Job: Show every line containing "Hydrangeas" by copying it.

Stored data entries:
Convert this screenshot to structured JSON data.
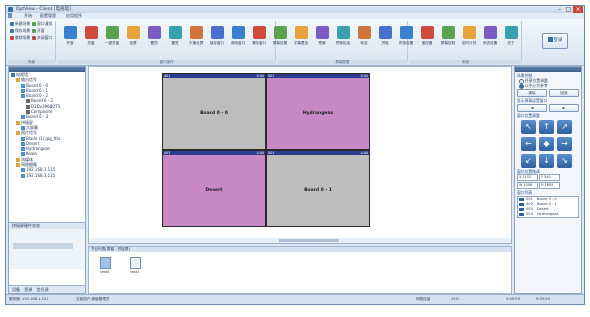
{
  "window": {
    "title": "OptView - Client [电视墙]"
  },
  "menu": [
    "开始",
    "配置管理",
    "应用程序"
  ],
  "ribbon": {
    "small_cmds": [
      "新建场景",
      "保存场景",
      "删除场景",
      "窗口漫游",
      "开窗",
      "关闭窗口"
    ],
    "big_cmds": [
      "开窗",
      "关窗",
      "一键关窗",
      "全屏",
      "置顶",
      "置底",
      "平铺全屏",
      "保存窗口",
      "调用窗口",
      "清除窗口",
      "屏幕设置",
      "字幕叠加",
      "预案",
      "预案轮巡",
      "轮巡",
      "拼接",
      "拼接设置",
      "遥控器",
      "屏幕控制",
      "定时计划",
      "系统设置",
      "关于"
    ],
    "groups": [
      "场景",
      "窗口操作",
      "屏幕配置",
      "系统"
    ],
    "login": "登录"
  },
  "tree": [
    {
      "label": "电视墙",
      "level": 0
    },
    {
      "label": "输出信号",
      "level": 1
    },
    {
      "label": "Board 0 - 0",
      "level": 2
    },
    {
      "label": "Board 0 - 1",
      "level": 2
    },
    {
      "label": "Board 0 - 2",
      "level": 2
    },
    {
      "label": "Board 0 - 2",
      "level": 3
    },
    {
      "label": "D2Dx3968OTS",
      "level": 3
    },
    {
      "label": "Composite",
      "level": 3
    },
    {
      "label": "Board 0 - 3",
      "level": 2
    },
    {
      "label": "拼接屏",
      "level": 1
    },
    {
      "label": "大屏幕",
      "level": 2
    },
    {
      "label": "图片信号",
      "level": 1
    },
    {
      "label": "Blade (1).jpg_ttlx",
      "level": 2
    },
    {
      "label": "Desert",
      "level": 2
    },
    {
      "label": "Hydrangeas",
      "level": 2
    },
    {
      "label": "Koala",
      "level": 2
    },
    {
      "label": "流媒体",
      "level": 1
    },
    {
      "label": "网络摄像",
      "level": 1
    },
    {
      "label": "192.168.1.115",
      "level": 2
    },
    {
      "label": "192.168.1.115",
      "level": 2
    }
  ],
  "left_bottom": {
    "title": "拼接屏硬件状态",
    "tabs": [
      "设备",
      "资源",
      "信号源"
    ]
  },
  "wall": {
    "windows": [
      {
        "name": "Board 0 - 0",
        "id": "001",
        "res": "0.00"
      },
      {
        "name": "Hydrangeas",
        "id": "002",
        "res": "0.00"
      },
      {
        "name": "Desert",
        "id": "003",
        "res": "0.00"
      },
      {
        "name": "Board 0 - 1",
        "id": "004",
        "res": "0.00"
      }
    ]
  },
  "programs": {
    "header": "节目列表[屏幕 - 拼接屏]",
    "items": [
      "test0",
      "test1"
    ]
  },
  "page_tabs": "◄  ◄  ►  ►  电视墙",
  "right": {
    "scene_hd": "场景控制",
    "radios": [
      "任意位置调整",
      "以中心为参考"
    ],
    "btn_a": "清除",
    "btn_b": "回放",
    "move_hd": "显示屏幕设置窗口",
    "pos_hd": "窗口位置调整",
    "size_hd": "窗口位置微调",
    "fields": [
      "X 1152",
      "Y 540",
      "W 1008",
      "H 1609"
    ],
    "list_hd": "窗口列表",
    "list": [
      {
        "id": "001",
        "name": "Board 0 - 0"
      },
      {
        "id": "002",
        "name": "Board 0 - 1"
      },
      {
        "id": "003",
        "name": "Desert"
      },
      {
        "id": "004",
        "name": "Hydrangeas"
      }
    ]
  },
  "status": {
    "left": "服务器: 192.168.1.101",
    "mid": "当前用户:超级管理员",
    "net": "网络连接",
    "zoom": "25%",
    "time1": "9:09:59",
    "time2": "9:09:59"
  }
}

Exercise solution:
      "label": "Hydrangeas",
        "name": "Hydrangeas",
        "name": "Hydrangeas"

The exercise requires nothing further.